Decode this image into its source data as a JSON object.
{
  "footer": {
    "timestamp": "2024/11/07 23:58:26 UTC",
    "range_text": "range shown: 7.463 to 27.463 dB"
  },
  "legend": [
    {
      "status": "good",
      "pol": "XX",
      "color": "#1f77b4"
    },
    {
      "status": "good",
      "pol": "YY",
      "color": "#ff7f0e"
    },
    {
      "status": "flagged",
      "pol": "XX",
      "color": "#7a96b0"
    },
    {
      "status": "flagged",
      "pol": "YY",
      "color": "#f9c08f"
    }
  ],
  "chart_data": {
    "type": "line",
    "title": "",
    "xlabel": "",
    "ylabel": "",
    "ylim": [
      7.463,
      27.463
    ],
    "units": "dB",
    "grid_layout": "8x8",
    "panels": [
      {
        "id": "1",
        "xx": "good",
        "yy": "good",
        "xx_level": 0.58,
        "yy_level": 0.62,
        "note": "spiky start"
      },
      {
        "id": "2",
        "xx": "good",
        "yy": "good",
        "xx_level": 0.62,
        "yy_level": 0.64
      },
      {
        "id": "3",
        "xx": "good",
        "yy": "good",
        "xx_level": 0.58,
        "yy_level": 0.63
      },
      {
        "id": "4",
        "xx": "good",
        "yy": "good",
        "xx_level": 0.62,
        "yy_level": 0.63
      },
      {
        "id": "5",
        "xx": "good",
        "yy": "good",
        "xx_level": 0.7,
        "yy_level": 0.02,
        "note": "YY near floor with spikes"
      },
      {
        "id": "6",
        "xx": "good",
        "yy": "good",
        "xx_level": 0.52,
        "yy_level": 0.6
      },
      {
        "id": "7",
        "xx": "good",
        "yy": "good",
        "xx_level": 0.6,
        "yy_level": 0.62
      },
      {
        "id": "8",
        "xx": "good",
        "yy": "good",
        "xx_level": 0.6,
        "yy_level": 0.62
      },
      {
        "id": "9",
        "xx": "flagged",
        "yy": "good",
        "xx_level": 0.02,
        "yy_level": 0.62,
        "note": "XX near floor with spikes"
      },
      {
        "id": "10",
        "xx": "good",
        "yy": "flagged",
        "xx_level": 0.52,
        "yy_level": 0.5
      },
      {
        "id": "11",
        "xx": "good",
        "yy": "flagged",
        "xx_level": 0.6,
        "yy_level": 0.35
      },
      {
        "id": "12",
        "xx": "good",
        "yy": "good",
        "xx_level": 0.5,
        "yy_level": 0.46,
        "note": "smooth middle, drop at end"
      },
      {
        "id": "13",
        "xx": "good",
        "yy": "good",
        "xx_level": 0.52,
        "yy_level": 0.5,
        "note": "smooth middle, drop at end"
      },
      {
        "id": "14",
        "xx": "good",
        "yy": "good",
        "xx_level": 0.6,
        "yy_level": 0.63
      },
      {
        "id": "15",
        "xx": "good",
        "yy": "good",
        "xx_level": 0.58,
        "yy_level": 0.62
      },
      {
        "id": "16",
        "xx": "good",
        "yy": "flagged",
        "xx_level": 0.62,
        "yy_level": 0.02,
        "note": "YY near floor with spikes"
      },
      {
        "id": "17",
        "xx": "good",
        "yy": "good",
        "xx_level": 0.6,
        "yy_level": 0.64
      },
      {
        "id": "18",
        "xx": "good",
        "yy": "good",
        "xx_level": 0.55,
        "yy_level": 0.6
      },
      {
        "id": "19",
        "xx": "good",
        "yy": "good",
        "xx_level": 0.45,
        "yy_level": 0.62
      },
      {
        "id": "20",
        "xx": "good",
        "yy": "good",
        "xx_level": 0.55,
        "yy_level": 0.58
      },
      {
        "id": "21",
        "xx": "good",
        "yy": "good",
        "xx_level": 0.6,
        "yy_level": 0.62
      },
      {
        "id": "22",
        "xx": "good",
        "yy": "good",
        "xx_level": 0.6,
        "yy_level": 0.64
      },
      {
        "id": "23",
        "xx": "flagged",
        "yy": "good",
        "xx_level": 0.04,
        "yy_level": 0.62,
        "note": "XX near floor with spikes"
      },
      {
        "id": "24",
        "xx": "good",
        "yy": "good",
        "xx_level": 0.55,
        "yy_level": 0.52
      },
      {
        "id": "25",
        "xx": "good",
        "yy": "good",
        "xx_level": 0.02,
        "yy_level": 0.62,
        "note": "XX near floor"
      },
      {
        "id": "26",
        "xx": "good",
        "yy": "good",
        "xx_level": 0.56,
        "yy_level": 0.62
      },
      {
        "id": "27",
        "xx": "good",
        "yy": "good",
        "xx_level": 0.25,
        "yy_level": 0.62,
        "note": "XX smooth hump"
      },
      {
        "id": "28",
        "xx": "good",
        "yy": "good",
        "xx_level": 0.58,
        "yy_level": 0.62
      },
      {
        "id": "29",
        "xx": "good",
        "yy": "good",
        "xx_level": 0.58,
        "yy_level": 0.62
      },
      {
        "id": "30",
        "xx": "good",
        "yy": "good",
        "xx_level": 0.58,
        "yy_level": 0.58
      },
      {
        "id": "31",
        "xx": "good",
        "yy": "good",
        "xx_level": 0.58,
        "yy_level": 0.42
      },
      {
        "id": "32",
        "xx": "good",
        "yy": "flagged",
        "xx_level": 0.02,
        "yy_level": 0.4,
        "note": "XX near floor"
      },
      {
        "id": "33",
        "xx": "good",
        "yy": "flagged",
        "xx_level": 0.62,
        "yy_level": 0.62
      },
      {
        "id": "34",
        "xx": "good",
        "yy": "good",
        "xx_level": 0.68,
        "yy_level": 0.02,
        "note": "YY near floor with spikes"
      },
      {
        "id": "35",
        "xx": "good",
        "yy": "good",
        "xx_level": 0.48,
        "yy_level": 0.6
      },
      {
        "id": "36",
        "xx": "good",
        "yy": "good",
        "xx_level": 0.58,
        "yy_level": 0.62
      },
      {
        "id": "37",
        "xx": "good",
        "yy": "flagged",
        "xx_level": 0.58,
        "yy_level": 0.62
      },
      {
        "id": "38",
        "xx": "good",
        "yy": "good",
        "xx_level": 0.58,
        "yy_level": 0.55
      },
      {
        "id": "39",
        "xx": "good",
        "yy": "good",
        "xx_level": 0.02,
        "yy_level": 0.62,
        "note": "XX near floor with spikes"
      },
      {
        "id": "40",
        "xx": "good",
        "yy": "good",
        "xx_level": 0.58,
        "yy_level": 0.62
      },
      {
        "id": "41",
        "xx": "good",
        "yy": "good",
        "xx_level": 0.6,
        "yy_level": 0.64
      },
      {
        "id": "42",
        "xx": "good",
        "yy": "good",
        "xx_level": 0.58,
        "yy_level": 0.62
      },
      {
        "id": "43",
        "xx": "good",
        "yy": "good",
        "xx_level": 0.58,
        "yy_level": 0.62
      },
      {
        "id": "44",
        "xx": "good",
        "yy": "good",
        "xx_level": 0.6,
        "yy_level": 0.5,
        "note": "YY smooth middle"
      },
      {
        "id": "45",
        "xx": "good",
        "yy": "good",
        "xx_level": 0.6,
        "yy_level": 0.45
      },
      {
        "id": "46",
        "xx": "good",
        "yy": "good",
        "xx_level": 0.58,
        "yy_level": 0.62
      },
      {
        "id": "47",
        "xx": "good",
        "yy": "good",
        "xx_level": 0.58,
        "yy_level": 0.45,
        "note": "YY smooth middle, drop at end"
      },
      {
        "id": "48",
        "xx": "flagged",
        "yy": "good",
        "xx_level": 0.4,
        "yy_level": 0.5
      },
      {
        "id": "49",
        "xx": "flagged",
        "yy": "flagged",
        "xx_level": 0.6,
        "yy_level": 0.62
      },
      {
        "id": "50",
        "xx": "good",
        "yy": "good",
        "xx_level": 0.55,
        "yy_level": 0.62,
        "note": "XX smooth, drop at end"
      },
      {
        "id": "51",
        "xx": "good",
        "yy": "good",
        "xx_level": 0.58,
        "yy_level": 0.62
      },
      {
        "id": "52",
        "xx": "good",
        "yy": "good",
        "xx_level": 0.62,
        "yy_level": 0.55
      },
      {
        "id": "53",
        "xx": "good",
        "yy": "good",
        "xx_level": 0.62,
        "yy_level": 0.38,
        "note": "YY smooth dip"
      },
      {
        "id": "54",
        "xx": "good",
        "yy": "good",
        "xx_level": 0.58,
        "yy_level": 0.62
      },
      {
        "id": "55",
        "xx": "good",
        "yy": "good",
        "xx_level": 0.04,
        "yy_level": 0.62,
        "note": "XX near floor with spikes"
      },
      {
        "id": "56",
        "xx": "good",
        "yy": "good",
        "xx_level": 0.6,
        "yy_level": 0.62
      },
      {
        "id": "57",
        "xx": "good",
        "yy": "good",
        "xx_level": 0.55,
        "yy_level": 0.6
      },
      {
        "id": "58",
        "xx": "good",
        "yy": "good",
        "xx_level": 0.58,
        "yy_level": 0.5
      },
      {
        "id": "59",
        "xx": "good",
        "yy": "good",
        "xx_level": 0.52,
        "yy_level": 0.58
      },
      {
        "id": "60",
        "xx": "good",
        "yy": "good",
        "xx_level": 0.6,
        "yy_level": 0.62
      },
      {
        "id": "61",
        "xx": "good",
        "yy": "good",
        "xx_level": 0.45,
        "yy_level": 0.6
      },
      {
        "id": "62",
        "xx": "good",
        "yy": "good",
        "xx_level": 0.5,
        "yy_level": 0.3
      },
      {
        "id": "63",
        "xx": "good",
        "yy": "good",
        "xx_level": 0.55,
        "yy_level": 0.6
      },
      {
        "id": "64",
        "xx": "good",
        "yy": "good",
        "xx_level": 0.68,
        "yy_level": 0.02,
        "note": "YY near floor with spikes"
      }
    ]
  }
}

-----

▸ **Directions**: Exactly how many lines of the listing above contain the string "color"? Give no more than the number.

▸ **Output for this exercise**: 4